- [EXERCISE TASK]:
Scan the listing and work out how many lines contain the word "Renforcer". Nothing but the number should be given.

- [PROVIDED RECORDS]:
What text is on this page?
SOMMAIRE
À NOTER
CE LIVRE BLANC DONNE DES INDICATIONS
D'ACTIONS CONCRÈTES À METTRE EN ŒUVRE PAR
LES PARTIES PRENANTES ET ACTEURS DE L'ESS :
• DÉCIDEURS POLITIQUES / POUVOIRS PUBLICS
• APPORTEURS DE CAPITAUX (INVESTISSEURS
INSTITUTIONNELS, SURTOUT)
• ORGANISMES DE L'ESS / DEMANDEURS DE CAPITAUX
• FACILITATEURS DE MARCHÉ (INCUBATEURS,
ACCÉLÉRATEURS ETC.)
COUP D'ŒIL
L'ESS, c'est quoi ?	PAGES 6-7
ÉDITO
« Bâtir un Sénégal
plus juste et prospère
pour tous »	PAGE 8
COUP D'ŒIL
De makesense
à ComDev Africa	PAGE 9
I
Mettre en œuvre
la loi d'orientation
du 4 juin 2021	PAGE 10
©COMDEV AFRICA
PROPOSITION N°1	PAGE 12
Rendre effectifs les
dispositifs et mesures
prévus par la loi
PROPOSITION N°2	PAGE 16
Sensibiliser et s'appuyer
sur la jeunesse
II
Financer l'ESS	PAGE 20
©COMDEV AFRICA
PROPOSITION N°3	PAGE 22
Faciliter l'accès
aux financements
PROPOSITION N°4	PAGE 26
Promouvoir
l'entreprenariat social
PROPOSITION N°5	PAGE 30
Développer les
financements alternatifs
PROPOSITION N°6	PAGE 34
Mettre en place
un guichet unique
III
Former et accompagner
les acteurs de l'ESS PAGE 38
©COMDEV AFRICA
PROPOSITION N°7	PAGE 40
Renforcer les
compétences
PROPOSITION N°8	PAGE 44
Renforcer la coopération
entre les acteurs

- [TASK OUTPUT]:
2